CHALLENGE: Reproduce all entries precisely, down to the last character.

### SOURCE MATERIAL

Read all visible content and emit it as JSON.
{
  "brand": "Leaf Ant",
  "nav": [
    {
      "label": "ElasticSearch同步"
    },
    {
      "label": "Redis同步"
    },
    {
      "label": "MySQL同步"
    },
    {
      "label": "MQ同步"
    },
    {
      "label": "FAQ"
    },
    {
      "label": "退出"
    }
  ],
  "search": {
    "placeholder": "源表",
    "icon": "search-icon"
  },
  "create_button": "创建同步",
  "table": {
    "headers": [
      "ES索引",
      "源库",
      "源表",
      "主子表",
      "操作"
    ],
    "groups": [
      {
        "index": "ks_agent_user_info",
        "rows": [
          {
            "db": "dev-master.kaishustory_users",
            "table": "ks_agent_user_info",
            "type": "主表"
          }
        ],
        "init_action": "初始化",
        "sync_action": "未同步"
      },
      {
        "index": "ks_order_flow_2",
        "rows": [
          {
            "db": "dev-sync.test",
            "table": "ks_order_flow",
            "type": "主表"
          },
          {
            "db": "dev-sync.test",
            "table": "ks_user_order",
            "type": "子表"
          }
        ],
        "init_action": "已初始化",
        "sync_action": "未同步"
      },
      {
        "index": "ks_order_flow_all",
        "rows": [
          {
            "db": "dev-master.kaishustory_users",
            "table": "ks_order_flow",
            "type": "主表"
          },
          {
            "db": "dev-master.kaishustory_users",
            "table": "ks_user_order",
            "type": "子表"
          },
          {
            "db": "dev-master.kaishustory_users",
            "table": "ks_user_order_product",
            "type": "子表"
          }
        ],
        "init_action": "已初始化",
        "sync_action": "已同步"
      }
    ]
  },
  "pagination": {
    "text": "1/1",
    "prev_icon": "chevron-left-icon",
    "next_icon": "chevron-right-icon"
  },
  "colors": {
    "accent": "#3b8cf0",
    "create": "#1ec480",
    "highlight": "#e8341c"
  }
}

######

THE REPLY:
Read all visible content and emit it as JSON.
{
  "brand": "Leaf Ant",
  "nav": [
    {
      "label": "ElasticSearch同步"
    },
    {
      "label": "Redis同步"
    },
    {
      "label": "MySQL同步"
    },
    {
      "label": "MQ同步"
    },
    {
      "label": "FAQ"
    },
    {
      "label": "退出"
    }
  ],
  "search": {
    "placeholder": "源表",
    "icon": "search-icon"
  },
  "create_button": "创建同步",
  "table": {
    "headers": [
      "ES索引",
      "源库",
      "源表",
      "主子表",
      "操作"
    ],
    "groups": [
      {
        "index": "ks_agent_user_info",
        "rows": [
          {
            "db": "dev-master.kaishustory_users",
            "table": "ks_agent_user_info",
            "type": "主表"
          }
        ],
        "init_action": "初始化",
        "sync_action": "未同步"
      },
      {
        "index": "ks_order_flow_2",
        "rows": [
          {
            "db": "dev-sync.test",
            "table": "ks_order_flow",
            "type": "主表"
          },
          {
            "db": "dev-sync.test",
            "table": "ks_user_order",
            "type": "子表"
          }
        ],
        "init_action": "已初始化",
        "sync_action": "未同步"
      },
      {
        "index": "ks_order_flow_all",
        "rows": [
          {
            "db": "dev-master.kaishustory_users",
            "table": "ks_order_flow",
            "type": "主表"
          },
          {
            "db": "dev-master.kaishustory_users",
            "table": "ks_user_order",
            "type": "子表"
          },
          {
            "db": "dev-master.kaishustory_users",
            "table": "ks_user_order_product",
            "type": "子表"
          }
        ],
        "init_action": "已初始化",
        "sync_action": "已同步"
      }
    ]
  },
  "pagination": {
    "text": "1/1",
    "prev_icon": "chevron-left-icon",
    "next_icon": "chevron-right-icon"
  },
  "colors": {
    "accent": "#3b8cf0",
    "create": "#1ec480",
    "highlight": "#e8341c"
  }
}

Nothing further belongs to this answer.